++++ Data in this exercise

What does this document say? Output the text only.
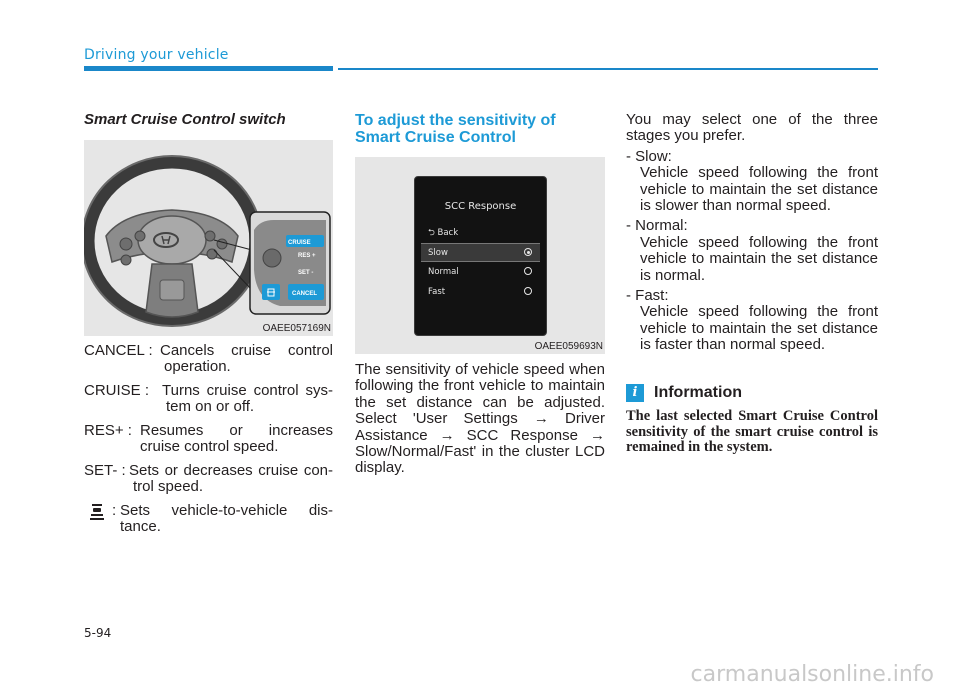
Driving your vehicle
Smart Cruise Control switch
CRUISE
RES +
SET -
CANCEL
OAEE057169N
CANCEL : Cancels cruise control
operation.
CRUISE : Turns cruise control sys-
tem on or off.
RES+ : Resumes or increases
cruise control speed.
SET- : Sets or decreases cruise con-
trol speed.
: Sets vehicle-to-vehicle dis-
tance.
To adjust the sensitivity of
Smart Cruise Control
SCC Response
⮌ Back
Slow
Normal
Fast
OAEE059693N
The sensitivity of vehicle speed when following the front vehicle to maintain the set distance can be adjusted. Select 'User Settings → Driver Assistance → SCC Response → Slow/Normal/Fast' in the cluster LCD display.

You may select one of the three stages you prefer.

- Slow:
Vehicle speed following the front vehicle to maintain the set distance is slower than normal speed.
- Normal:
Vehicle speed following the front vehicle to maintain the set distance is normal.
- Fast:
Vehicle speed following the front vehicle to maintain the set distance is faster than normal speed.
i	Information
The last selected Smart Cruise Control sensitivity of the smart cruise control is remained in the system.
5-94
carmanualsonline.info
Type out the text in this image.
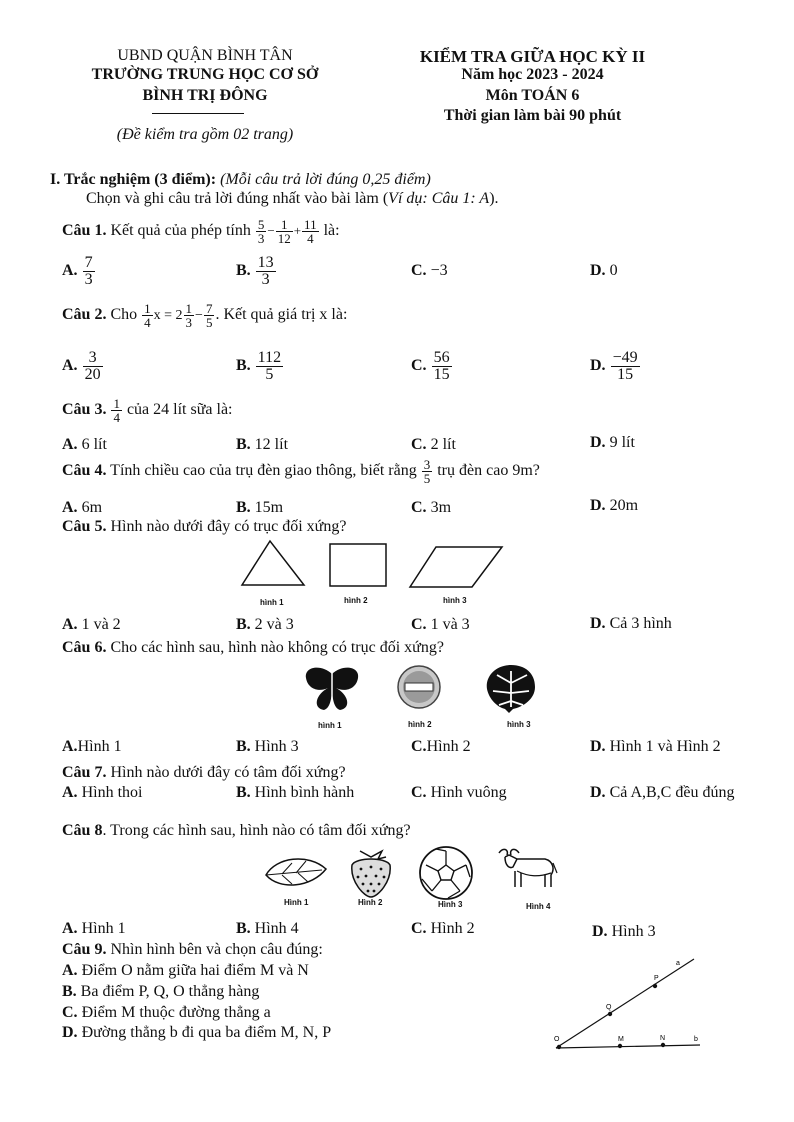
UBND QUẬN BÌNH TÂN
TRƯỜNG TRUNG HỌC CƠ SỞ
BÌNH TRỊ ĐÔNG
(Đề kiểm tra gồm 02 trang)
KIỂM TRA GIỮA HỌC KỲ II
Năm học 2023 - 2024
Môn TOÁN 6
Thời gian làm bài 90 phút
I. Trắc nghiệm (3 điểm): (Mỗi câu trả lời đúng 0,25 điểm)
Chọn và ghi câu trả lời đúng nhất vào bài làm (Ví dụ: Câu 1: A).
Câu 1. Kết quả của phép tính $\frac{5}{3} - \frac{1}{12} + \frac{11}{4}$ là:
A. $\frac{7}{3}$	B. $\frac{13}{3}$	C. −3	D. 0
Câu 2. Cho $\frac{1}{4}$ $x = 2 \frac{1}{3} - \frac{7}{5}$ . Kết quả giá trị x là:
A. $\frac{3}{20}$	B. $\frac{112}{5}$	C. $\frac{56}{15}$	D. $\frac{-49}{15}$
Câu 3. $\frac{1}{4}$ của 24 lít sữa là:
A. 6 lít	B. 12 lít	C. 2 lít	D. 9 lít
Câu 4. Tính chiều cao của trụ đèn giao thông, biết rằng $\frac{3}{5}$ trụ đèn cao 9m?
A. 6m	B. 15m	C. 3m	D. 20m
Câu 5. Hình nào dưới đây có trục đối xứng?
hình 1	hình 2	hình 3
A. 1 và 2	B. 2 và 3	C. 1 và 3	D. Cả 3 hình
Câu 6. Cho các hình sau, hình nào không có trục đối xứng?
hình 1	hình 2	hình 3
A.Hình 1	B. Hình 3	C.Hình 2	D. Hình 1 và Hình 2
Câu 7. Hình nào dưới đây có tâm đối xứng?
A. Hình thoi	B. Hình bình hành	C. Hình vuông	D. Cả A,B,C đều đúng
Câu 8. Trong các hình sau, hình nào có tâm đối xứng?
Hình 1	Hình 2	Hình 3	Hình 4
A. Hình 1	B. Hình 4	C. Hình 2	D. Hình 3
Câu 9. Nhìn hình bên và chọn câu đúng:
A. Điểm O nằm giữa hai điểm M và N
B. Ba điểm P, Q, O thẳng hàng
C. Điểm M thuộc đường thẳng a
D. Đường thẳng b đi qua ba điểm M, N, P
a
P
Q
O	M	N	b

++++++++

#### Objective:
Each line of the data is to be duplicated exactly; pictures stay out of the copy.

#### Answer for the task:
What does this document say? Output the text only.
Driving your vehicle
Smart Cruise Control switch
CRUISE
RES +
SET -
CANCEL
OAEE057169N
CANCEL : Cancels cruise control
operation.
CRUISE : Turns cruise control sys-
tem on or off.
RES+ : Resumes or increases
cruise control speed.
SET- : Sets or decreases cruise con-
trol speed.
: Sets vehicle-to-vehicle dis-
tance.
To adjust the sensitivity of
Smart Cruise Control
SCC Response
⮌ Back
Slow
Normal
Fast
OAEE059693N
The sensitivity of vehicle speed when following the front vehicle to maintain the set distance can be adjusted. Select 'User Settings → Driver Assistance → SCC Response → Slow/Normal/Fast' in the cluster LCD display.

You may select one of the three stages you prefer.

- Slow:
Vehicle speed following the front vehicle to maintain the set distance is slower than normal speed.
- Normal:
Vehicle speed following the front vehicle to maintain the set distance is normal.
- Fast:
Vehicle speed following the front vehicle to maintain the set distance is faster than normal speed.
i	Information
The last selected Smart Cruise Control sensitivity of the smart cruise control is remained in the system.
5-94
carmanualsonline.info
Type out the text in this image.
UBND QUẬN BÌNH TÂN
TRƯỜNG TRUNG HỌC CƠ SỞ
BÌNH TRỊ ĐÔNG
(Đề kiểm tra gồm 02 trang)
KIỂM TRA GIỮA HỌC KỲ II
Năm học 2023 - 2024
Môn TOÁN 6
Thời gian làm bài 90 phút
I. Trắc nghiệm (3 điểm): (Mỗi câu trả lời đúng 0,25 điểm)
Chọn và ghi câu trả lời đúng nhất vào bài làm (Ví dụ: Câu 1: A).
Câu 1. Kết quả của phép tính $\frac{5}{3} - \frac{1}{12} + \frac{11}{4}$ là:
A. $\frac{7}{3}$	B. $\frac{13}{3}$	C. −3	D. 0
Câu 2. Cho $\frac{1}{4}$ $x = 2 \frac{1}{3} - \frac{7}{5}$ . Kết quả giá trị x là:
A. $\frac{3}{20}$	B. $\frac{112}{5}$	C. $\frac{56}{15}$	D. $\frac{-49}{15}$
Câu 3. $\frac{1}{4}$ của 24 lít sữa là:
A. 6 lít	B. 12 lít	C. 2 lít	D. 9 lít
Câu 4. Tính chiều cao của trụ đèn giao thông, biết rằng $\frac{3}{5}$ trụ đèn cao 9m?
A. 6m	B. 15m	C. 3m	D. 20m
Câu 5. Hình nào dưới đây có trục đối xứng?
hình 1	hình 2	hình 3
A. 1 và 2	B. 2 và 3	C. 1 và 3	D. Cả 3 hình
Câu 6. Cho các hình sau, hình nào không có trục đối xứng?
hình 1	hình 2	hình 3
A.Hình 1	B. Hình 3	C.Hình 2	D. Hình 1 và Hình 2
Câu 7. Hình nào dưới đây có tâm đối xứng?
A. Hình thoi	B. Hình bình hành	C. Hình vuông	D. Cả A,B,C đều đúng
Câu 8. Trong các hình sau, hình nào có tâm đối xứng?
Hình 1	Hình 2	Hình 3	Hình 4
A. Hình 1	B. Hình 4	C. Hình 2	D. Hình 3
Câu 9. Nhìn hình bên và chọn câu đúng:
A. Điểm O nằm giữa hai điểm M và N
B. Ba điểm P, Q, O thẳng hàng
C. Điểm M thuộc đường thẳng a
D. Đường thẳng b đi qua ba điểm M, N, P
a
P
Q
O	M	N	b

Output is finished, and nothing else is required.